▶ Exercise details
Without the images, output each record below as it stands.

Items from a dataset:
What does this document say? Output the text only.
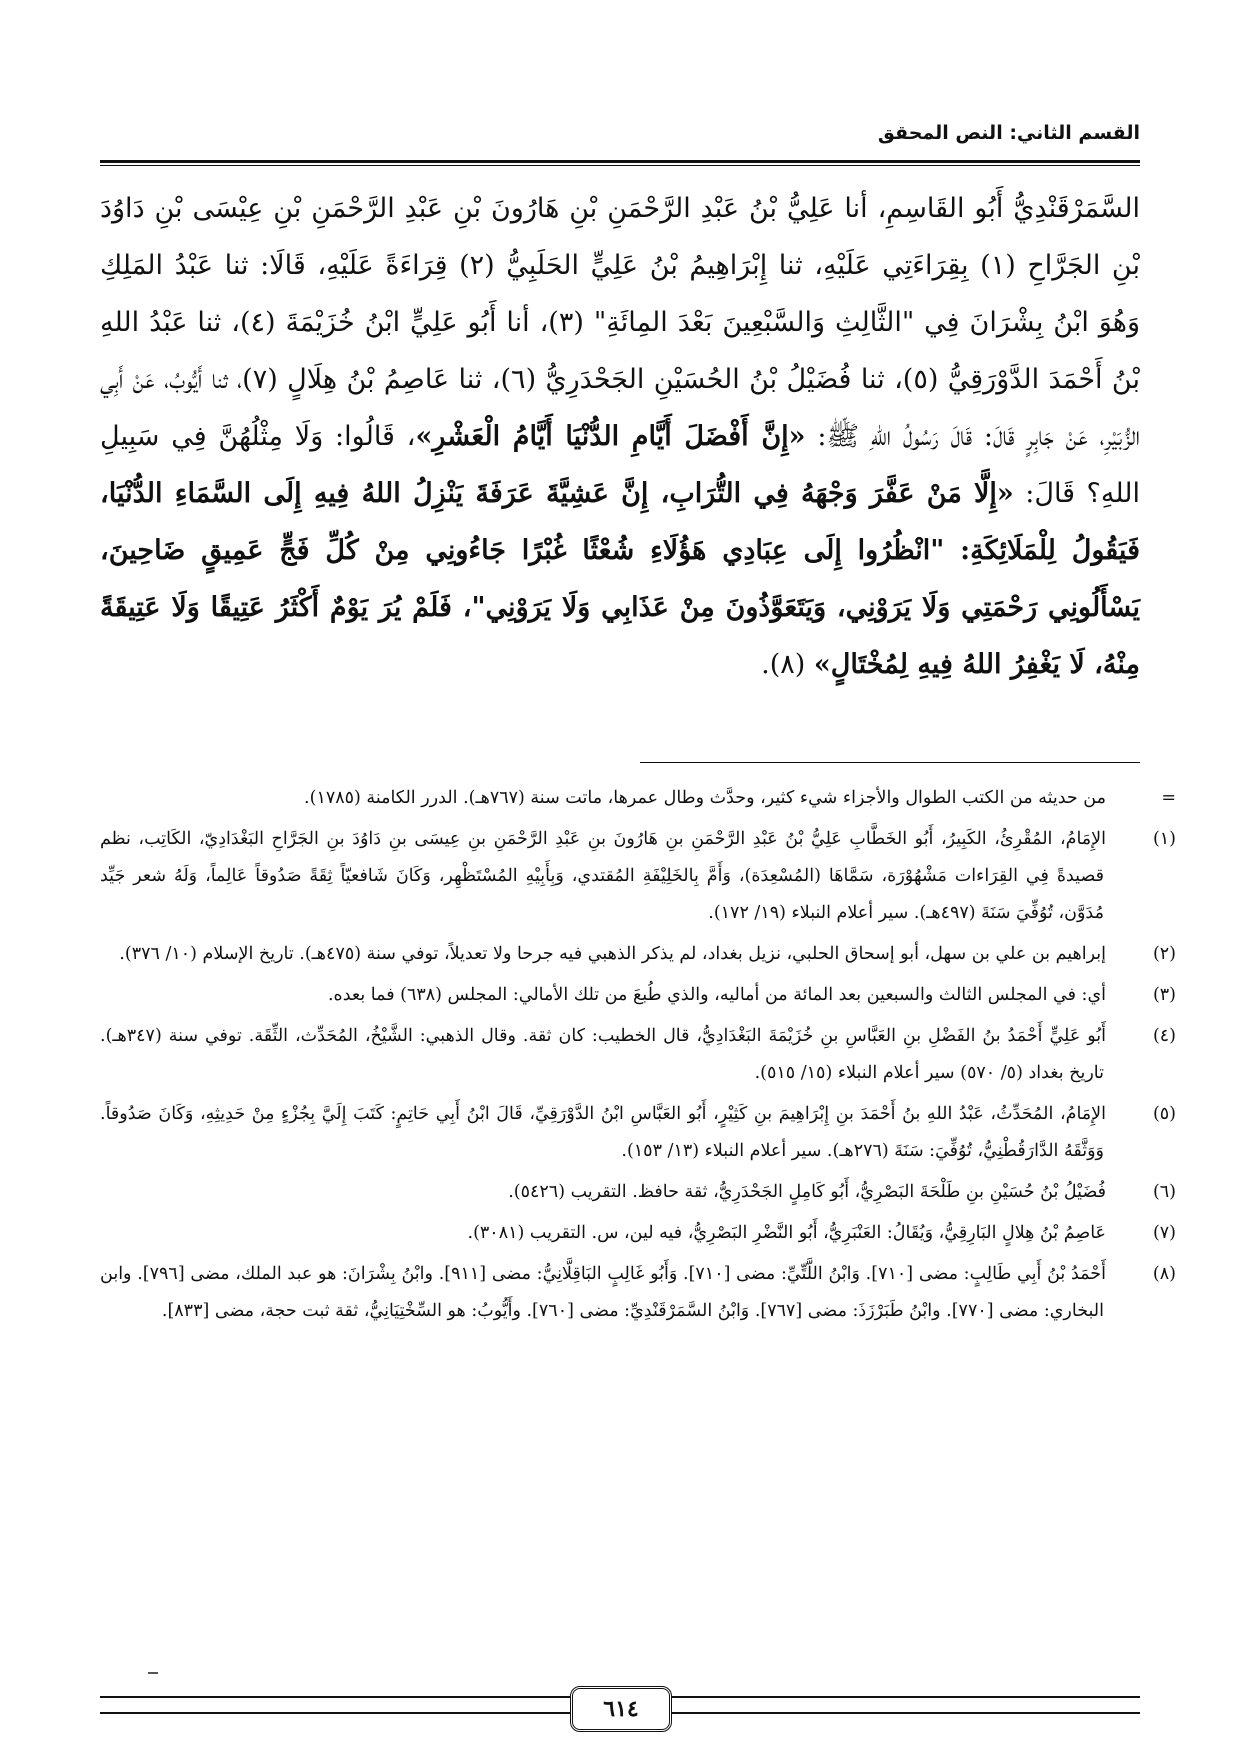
القسم الثاني: النص المحقق

السَّمَرْقَنْدِيُّ أَبُو القَاسِمِ، أنا عَلِيُّ بْنُ عَبْدِ الرَّحْمَنِ بْنِ هَارُونَ بْنِ عَبْدِ الرَّحْمَنِ بْنِ عِيْسَى بْنِ دَاوُدَ بْنِ الجَرَّاحِ (١) بِقِرَاءَتِي عَلَيْهِ، ثنا إِبْرَاهِيمُ بْنُ عَلِيٍّ الحَلَبِيُّ (٢) قِرَاءَةً عَلَيْهِ، قَالَا: ثنا عَبْدُ المَلِكِ وَهُوَ ابْنُ بِشْرَانَ فِي "الثَّالِثِ وَالسَّبْعِينَ بَعْدَ المِائَةِ" (٣)، أنا أَبُو عَلِيٍّ ابْنُ خُزَيْمَةَ (٤)، ثنا عَبْدُ اللهِ بْنُ أَحْمَدَ الدَّوْرَقِيُّ (٥)، ثنا فُضَيْلُ بْنُ الحُسَيْنِ الجَحْدَرِيُّ (٦)، ثنا عَاصِمُ بْنُ هِلَالٍ (٧)، ثنا أَيُّوبُ، عَنْ أَبِي الزُّبَيْرِ، عَنْ جَابِرٍ قَالَ: قَالَ رَسُولُ اللهِ ﷺ: «إِنَّ أَفْضَلَ أَيَّامِ الدُّنْيَا أَيَّامُ الْعَشْرِ»، قَالُوا: وَلَا مِثْلُهُنَّ فِي سَبِيلِ اللهِ؟ قَالَ: «إِلَّا مَنْ عَفَّرَ وَجْهَهُ فِي التُّرَابِ، إِنَّ عَشِيَّةَ عَرَفَةَ يَنْزِلُ اللهُ فِيهِ إِلَى السَّمَاءِ الدُّنْيَا، فَيَقُولُ لِلْمَلَائِكَةِ: "انْظُرُوا إِلَى عِبَادِي هَؤُلَاءِ شُعْثًا غُبْرًا جَاءُونِي مِنْ كُلِّ فَجٍّ عَمِيقٍ ضَاحِينَ، يَسْأَلُونِي رَحْمَتِي وَلَا يَرَوْنِي، وَيَتَعَوَّذُونَ مِنْ عَذَابِي وَلَا يَرَوْنِي"، فَلَمْ يُرَ يَوْمٌ أَكْثَرُ عَتِيقًا وَلَا عَتِيقَةً مِنْهُ، لَا يَغْفِرُ اللهُ فِيهِ لِمُخْتَالٍ» (٨).

=من حديثه من الكتب الطوال والأجزاء شيء كثير، وحدَّث وطال عمرها، ماتت سنة (٧٦٧هـ). الدرر الكامنة (١٧٨٥).

(١)الإِمَامُ، المُقْرِئُ، الكَبِيرُ، أَبُو الخَطَّابِ عَلِيُّ بْنُ عَبْدِ الرَّحْمَنِ بنِ هَارُونَ بنِ عَبْدِ الرَّحْمَنِ بنِ عِيسَى بنِ دَاوُدَ بنِ الجَرَّاحِ البَغْدَادِيّ، الكَاتِب، نظم قصيدةً فِي القِرَاءات مَشْهُوْرَة، سَمَّاهَا (المُسْعِدَة)، وَأَمَّ بِالخَلِيْفَةِ المُقتدي، وَبِأَبِيْهِ المُسْتَظْهِر، وَكَانَ شَافعيّاً ثِقَةً صَدُوقاً عَالِماً، وَلَهُ شعر جَيِّد مُدَوَّن، تُوُفِّيَ سَنَةَ (٤٩٧هـ). سير أعلام النبلاء (١٩/ ١٧٢).

(٢)إبراهيم بن علي بن سهل، أبو إسحاق الحلبي، نزيل بغداد، لم يذكر الذهبي فيه جرحا ولا تعديلاً، توفي سنة (٤٧٥هـ). تاريخ الإسلام (١٠/ ٣٧٦).

(٣)أي: في المجلس الثالث والسبعين بعد المائة من أماليه، والذي طُبعَ من تلك الأمالي: المجلس (٦٣٨) فما بعده.

(٤)أَبُو عَلِيٍّ أَحْمَدُ بنُ الفَضْلِ بنِ العَبَّاسِ بنِ خُزَيْمَةَ البَغْدَادِيُّ، قال الخطيب: كان ثقة. وقال الذهبي: الشَّيْخُ، المُحَدِّث، الثِّقَة. توفي سنة (٣٤٧هـ). تاريخ بغداد (٥/ ٥٧٠) سير أعلام النبلاء (١٥/ ٥١٥).

(٥)الإِمَامُ، المُحَدِّثُ، عَبْدُ اللهِ بنُ أَحْمَدَ بنِ إِبْرَاهِيمَ بنِ كَثِيْرٍ، أَبُو العَبَّاسِ ابْنُ الدَّوْرَقِيِّ، قَالَ ابْنُ أَبِي حَاتِمٍ: كَتَبَ إِلَيَّ بِجُزْءٍ مِنْ حَدِيثِهِ، وَكَانَ صَدُوقاً. وَوَثَّقَهُ الدَّارَقُطْنِيُّ، تُوُفِّيَ: سَنَةَ (٢٧٦هـ). سير أعلام النبلاء (١٣/ ١٥٣).

(٦)فُضَيْلُ بْنُ حُسَيْنِ بنِ طَلْحَةَ البَصْرِيُّ، أَبُو كَامِلٍ الجَحْدَرِيُّ، ثقة حافظ. التقريب (٥٤٢٦).

(٧)عَاصِمُ بْنُ هِلالٍ البَارِقِيُّ، وَيُقَالُ: العَنْبَرِيُّ، أَبُو النَّضْرِ البَصْرِيُّ، فيه لين، س. التقريب (٣٠٨١).

(٨)أَحْمَدُ بْنُ أَبِي طَالِبٍ: مضى [٧١٠]. وَابْنُ اللَّتِّيِّ: مضى [٧١٠]. وَأَبُو غَالِبٍ البَاقِلَّانِيُّ: مضى [٩١١]. وابْنُ بِشْرَانَ: هو عبد الملك، مضى [٧٩٦]. وابن البخاري: مضى [٧٧٠]. وابْنُ طَبَرْزَذَ: مضى [٧٦٧]. وَابْنُ السَّمَرْقَنْدِيِّ: مضى [٧٦٠]. وأَيُّوبُ: هو السِّخْتِيَانِيُّ، ثقة ثبت حجة، مضى [٨٣٣].

٦١٤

▶ Complete answer
What does this document say? Output the text only.
القسم الثاني: النص المحقق

السَّمَرْقَنْدِيُّ أَبُو القَاسِمِ، أنا عَلِيُّ بْنُ عَبْدِ الرَّحْمَنِ بْنِ هَارُونَ بْنِ عَبْدِ الرَّحْمَنِ بْنِ عِيْسَى بْنِ دَاوُدَ بْنِ الجَرَّاحِ (١) بِقِرَاءَتِي عَلَيْهِ، ثنا إِبْرَاهِيمُ بْنُ عَلِيٍّ الحَلَبِيُّ (٢) قِرَاءَةً عَلَيْهِ، قَالَا: ثنا عَبْدُ المَلِكِ وَهُوَ ابْنُ بِشْرَانَ فِي "الثَّالِثِ وَالسَّبْعِينَ بَعْدَ المِائَةِ" (٣)، أنا أَبُو عَلِيٍّ ابْنُ خُزَيْمَةَ (٤)، ثنا عَبْدُ اللهِ بْنُ أَحْمَدَ الدَّوْرَقِيُّ (٥)، ثنا فُضَيْلُ بْنُ الحُسَيْنِ الجَحْدَرِيُّ (٦)، ثنا عَاصِمُ بْنُ هِلَالٍ (٧)، ثنا أَيُّوبُ، عَنْ أَبِي الزُّبَيْرِ، عَنْ جَابِرٍ قَالَ: قَالَ رَسُولُ اللهِ ﷺ: «إِنَّ أَفْضَلَ أَيَّامِ الدُّنْيَا أَيَّامُ الْعَشْرِ»، قَالُوا: وَلَا مِثْلُهُنَّ فِي سَبِيلِ اللهِ؟ قَالَ: «إِلَّا مَنْ عَفَّرَ وَجْهَهُ فِي التُّرَابِ، إِنَّ عَشِيَّةَ عَرَفَةَ يَنْزِلُ اللهُ فِيهِ إِلَى السَّمَاءِ الدُّنْيَا، فَيَقُولُ لِلْمَلَائِكَةِ: "انْظُرُوا إِلَى عِبَادِي هَؤُلَاءِ شُعْثًا غُبْرًا جَاءُونِي مِنْ كُلِّ فَجٍّ عَمِيقٍ ضَاحِينَ، يَسْأَلُونِي رَحْمَتِي وَلَا يَرَوْنِي، وَيَتَعَوَّذُونَ مِنْ عَذَابِي وَلَا يَرَوْنِي"، فَلَمْ يُرَ يَوْمٌ أَكْثَرُ عَتِيقًا وَلَا عَتِيقَةً مِنْهُ، لَا يَغْفِرُ اللهُ فِيهِ لِمُخْتَالٍ» (٨).

=من حديثه من الكتب الطوال والأجزاء شيء كثير، وحدَّث وطال عمرها، ماتت سنة (٧٦٧هـ). الدرر الكامنة (١٧٨٥).

(١)الإِمَامُ، المُقْرِئُ، الكَبِيرُ، أَبُو الخَطَّابِ عَلِيُّ بْنُ عَبْدِ الرَّحْمَنِ بنِ هَارُونَ بنِ عَبْدِ الرَّحْمَنِ بنِ عِيسَى بنِ دَاوُدَ بنِ الجَرَّاحِ البَغْدَادِيّ، الكَاتِب، نظم قصيدةً فِي القِرَاءات مَشْهُوْرَة، سَمَّاهَا (المُسْعِدَة)، وَأَمَّ بِالخَلِيْفَةِ المُقتدي، وَبِأَبِيْهِ المُسْتَظْهِر، وَكَانَ شَافعيّاً ثِقَةً صَدُوقاً عَالِماً، وَلَهُ شعر جَيِّد مُدَوَّن، تُوُفِّيَ سَنَةَ (٤٩٧هـ). سير أعلام النبلاء (١٩/ ١٧٢).

(٢)إبراهيم بن علي بن سهل، أبو إسحاق الحلبي، نزيل بغداد، لم يذكر الذهبي فيه جرحا ولا تعديلاً، توفي سنة (٤٧٥هـ). تاريخ الإسلام (١٠/ ٣٧٦).

(٣)أي: في المجلس الثالث والسبعين بعد المائة من أماليه، والذي طُبعَ من تلك الأمالي: المجلس (٦٣٨) فما بعده.

(٤)أَبُو عَلِيٍّ أَحْمَدُ بنُ الفَضْلِ بنِ العَبَّاسِ بنِ خُزَيْمَةَ البَغْدَادِيُّ، قال الخطيب: كان ثقة. وقال الذهبي: الشَّيْخُ، المُحَدِّث، الثِّقَة. توفي سنة (٣٤٧هـ). تاريخ بغداد (٥/ ٥٧٠) سير أعلام النبلاء (١٥/ ٥١٥).

(٥)الإِمَامُ، المُحَدِّثُ، عَبْدُ اللهِ بنُ أَحْمَدَ بنِ إِبْرَاهِيمَ بنِ كَثِيْرٍ، أَبُو العَبَّاسِ ابْنُ الدَّوْرَقِيِّ، قَالَ ابْنُ أَبِي حَاتِمٍ: كَتَبَ إِلَيَّ بِجُزْءٍ مِنْ حَدِيثِهِ، وَكَانَ صَدُوقاً. وَوَثَّقَهُ الدَّارَقُطْنِيُّ، تُوُفِّيَ: سَنَةَ (٢٧٦هـ). سير أعلام النبلاء (١٣/ ١٥٣).

(٦)فُضَيْلُ بْنُ حُسَيْنِ بنِ طَلْحَةَ البَصْرِيُّ، أَبُو كَامِلٍ الجَحْدَرِيُّ، ثقة حافظ. التقريب (٥٤٢٦).

(٧)عَاصِمُ بْنُ هِلالٍ البَارِقِيُّ، وَيُقَالُ: العَنْبَرِيُّ، أَبُو النَّضْرِ البَصْرِيُّ، فيه لين، س. التقريب (٣٠٨١).

(٨)أَحْمَدُ بْنُ أَبِي طَالِبٍ: مضى [٧١٠]. وَابْنُ اللَّتِّيِّ: مضى [٧١٠]. وَأَبُو غَالِبٍ البَاقِلَّانِيُّ: مضى [٩١١]. وابْنُ بِشْرَانَ: هو عبد الملك، مضى [٧٩٦]. وابن البخاري: مضى [٧٧٠]. وابْنُ طَبَرْزَذَ: مضى [٧٦٧]. وَابْنُ السَّمَرْقَنْدِيِّ: مضى [٧٦٠]. وأَيُّوبُ: هو السِّخْتِيَانِيُّ، ثقة ثبت حجة، مضى [٨٣٣].

٦١٤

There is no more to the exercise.